* _Your goal_
Of all the lines in the material below, how many include the string "this"? Give the number only.

* _Data entries_

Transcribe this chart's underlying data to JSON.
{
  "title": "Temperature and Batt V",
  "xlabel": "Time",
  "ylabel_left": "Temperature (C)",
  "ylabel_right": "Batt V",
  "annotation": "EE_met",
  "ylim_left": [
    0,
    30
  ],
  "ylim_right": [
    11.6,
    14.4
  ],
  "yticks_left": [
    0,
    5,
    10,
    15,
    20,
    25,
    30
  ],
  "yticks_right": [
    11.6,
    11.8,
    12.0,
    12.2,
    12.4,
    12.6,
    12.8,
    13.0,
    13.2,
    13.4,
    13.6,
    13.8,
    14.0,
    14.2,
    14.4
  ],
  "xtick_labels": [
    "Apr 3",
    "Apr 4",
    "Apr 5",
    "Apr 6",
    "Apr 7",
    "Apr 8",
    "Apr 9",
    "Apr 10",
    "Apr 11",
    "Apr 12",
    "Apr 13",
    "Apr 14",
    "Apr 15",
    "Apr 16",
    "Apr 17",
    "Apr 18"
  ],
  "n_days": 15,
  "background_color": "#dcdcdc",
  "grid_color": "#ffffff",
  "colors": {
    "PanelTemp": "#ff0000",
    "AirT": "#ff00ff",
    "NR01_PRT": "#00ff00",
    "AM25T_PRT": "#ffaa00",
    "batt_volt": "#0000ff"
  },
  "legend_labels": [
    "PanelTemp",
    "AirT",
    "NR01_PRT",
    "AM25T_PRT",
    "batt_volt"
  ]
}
--
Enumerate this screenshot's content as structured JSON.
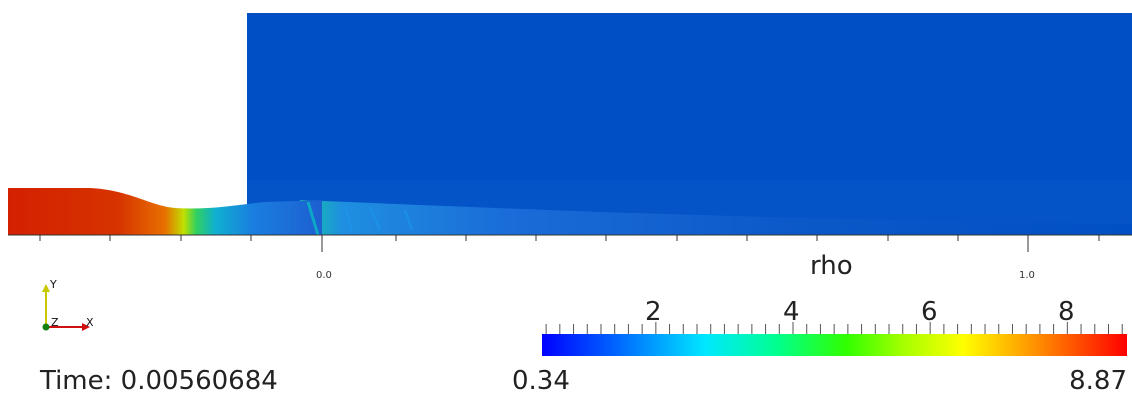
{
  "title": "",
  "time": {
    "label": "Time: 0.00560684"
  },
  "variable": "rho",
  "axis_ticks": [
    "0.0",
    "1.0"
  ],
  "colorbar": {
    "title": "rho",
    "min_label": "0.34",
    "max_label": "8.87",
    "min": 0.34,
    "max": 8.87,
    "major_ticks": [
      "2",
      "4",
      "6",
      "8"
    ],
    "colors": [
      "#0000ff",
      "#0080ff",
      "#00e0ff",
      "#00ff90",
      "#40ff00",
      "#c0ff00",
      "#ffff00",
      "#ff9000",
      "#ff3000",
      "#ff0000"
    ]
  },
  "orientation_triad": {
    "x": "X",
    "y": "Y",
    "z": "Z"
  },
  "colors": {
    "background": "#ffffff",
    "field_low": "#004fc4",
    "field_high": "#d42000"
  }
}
---
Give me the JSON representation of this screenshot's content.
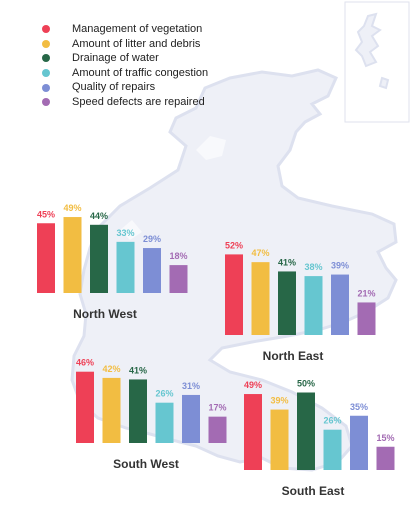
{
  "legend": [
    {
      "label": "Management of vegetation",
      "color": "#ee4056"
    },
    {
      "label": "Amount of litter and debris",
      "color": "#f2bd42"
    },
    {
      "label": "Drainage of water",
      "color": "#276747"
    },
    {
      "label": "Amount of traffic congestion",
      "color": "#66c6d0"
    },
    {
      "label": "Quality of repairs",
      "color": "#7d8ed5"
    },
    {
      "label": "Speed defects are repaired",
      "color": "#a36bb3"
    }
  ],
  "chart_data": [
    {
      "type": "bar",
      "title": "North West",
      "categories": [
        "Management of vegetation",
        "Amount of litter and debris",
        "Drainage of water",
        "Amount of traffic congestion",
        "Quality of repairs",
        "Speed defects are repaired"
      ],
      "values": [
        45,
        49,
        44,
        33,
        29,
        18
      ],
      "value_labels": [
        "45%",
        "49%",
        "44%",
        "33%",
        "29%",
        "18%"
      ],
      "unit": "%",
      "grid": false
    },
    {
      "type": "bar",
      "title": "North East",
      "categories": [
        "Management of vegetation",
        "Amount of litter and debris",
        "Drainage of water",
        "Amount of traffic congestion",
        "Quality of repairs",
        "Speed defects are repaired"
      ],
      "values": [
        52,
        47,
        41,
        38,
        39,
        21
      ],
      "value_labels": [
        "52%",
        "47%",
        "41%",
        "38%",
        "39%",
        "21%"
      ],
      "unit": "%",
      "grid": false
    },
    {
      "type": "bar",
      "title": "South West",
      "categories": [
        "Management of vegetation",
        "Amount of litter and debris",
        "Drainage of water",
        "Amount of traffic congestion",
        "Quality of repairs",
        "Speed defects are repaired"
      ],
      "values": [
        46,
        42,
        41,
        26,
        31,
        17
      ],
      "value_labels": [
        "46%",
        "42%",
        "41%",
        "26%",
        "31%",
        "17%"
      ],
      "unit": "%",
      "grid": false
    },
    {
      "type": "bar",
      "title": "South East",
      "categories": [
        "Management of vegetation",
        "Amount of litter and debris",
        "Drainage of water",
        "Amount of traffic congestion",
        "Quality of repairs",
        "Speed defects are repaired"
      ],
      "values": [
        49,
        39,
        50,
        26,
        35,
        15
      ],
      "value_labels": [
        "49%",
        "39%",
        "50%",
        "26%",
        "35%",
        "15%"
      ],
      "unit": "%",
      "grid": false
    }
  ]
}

* _Written solution_
3